**Task objective:**
Can you give all the records again without altering a single character?

**Collection entries:**

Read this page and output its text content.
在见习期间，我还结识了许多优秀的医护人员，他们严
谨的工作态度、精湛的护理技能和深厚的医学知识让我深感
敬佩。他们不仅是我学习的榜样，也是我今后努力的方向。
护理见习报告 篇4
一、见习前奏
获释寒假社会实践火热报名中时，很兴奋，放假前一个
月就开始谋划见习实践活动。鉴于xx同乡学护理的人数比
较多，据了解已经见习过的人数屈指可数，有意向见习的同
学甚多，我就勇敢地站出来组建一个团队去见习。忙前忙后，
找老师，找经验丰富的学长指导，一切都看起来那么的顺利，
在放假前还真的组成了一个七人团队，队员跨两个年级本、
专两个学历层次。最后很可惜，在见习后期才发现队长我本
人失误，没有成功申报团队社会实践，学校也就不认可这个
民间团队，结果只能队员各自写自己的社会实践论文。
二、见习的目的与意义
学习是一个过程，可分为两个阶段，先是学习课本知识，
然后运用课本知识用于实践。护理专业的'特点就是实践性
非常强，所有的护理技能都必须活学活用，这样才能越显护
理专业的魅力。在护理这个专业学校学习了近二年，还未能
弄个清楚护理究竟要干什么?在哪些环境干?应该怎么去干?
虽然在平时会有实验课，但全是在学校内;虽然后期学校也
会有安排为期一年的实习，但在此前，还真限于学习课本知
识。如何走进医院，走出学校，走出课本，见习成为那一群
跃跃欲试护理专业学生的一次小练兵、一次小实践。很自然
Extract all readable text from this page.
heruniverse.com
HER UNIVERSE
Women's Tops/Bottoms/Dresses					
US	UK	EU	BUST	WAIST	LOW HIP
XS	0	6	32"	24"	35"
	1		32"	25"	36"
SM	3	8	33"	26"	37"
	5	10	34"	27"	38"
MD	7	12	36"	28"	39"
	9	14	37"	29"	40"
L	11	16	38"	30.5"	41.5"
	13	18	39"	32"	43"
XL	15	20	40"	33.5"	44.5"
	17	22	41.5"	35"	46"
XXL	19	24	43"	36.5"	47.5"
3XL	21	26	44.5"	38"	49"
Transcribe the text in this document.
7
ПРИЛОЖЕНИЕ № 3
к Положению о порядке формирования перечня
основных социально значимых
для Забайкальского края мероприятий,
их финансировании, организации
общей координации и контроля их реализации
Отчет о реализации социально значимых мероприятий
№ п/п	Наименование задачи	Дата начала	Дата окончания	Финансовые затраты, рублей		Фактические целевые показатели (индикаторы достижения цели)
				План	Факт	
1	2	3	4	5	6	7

**Written solution:**
Read this page and output its text content.
在见习期间，我还结识了许多优秀的医护人员，他们严
谨的工作态度、精湛的护理技能和深厚的医学知识让我深感
敬佩。他们不仅是我学习的榜样，也是我今后努力的方向。
护理见习报告 篇4
一、见习前奏
获释寒假社会实践火热报名中时，很兴奋，放假前一个
月就开始谋划见习实践活动。鉴于xx同乡学护理的人数比
较多，据了解已经见习过的人数屈指可数，有意向见习的同
学甚多，我就勇敢地站出来组建一个团队去见习。忙前忙后，
找老师，找经验丰富的学长指导，一切都看起来那么的顺利，
在放假前还真的组成了一个七人团队，队员跨两个年级本、
专两个学历层次。最后很可惜，在见习后期才发现队长我本
人失误，没有成功申报团队社会实践，学校也就不认可这个
民间团队，结果只能队员各自写自己的社会实践论文。
二、见习的目的与意义
学习是一个过程，可分为两个阶段，先是学习课本知识，
然后运用课本知识用于实践。护理专业的'特点就是实践性
非常强，所有的护理技能都必须活学活用，这样才能越显护
理专业的魅力。在护理这个专业学校学习了近二年，还未能
弄个清楚护理究竟要干什么?在哪些环境干?应该怎么去干?
虽然在平时会有实验课，但全是在学校内;虽然后期学校也
会有安排为期一年的实习，但在此前，还真限于学习课本知
识。如何走进医院，走出学校，走出课本，见习成为那一群
跃跃欲试护理专业学生的一次小练兵、一次小实践。很自然
Extract all readable text from this page.
heruniverse.com
HER UNIVERSE
Women's Tops/Bottoms/Dresses					
US	UK	EU	BUST	WAIST	LOW HIP
XS	0	6	32"	24"	35"
	1		32"	25"	36"
SM	3	8	33"	26"	37"
	5	10	34"	27"	38"
MD	7	12	36"	28"	39"
	9	14	37"	29"	40"
L	11	16	38"	30.5"	41.5"
	13	18	39"	32"	43"
XL	15	20	40"	33.5"	44.5"
	17	22	41.5"	35"	46"
XXL	19	24	43"	36.5"	47.5"
3XL	21	26	44.5"	38"	49"
Transcribe the text in this document.
7
ПРИЛОЖЕНИЕ № 3
к Положению о порядке формирования перечня
основных социально значимых
для Забайкальского края мероприятий,
их финансировании, организации
общей координации и контроля их реализации
Отчет о реализации социально значимых мероприятий
№ п/п	Наименование задачи	Дата начала	Дата окончания	Финансовые затраты, рублей		Фактические целевые показатели (индикаторы достижения цели)
				План	Факт	
1	2	3	4	5	6	7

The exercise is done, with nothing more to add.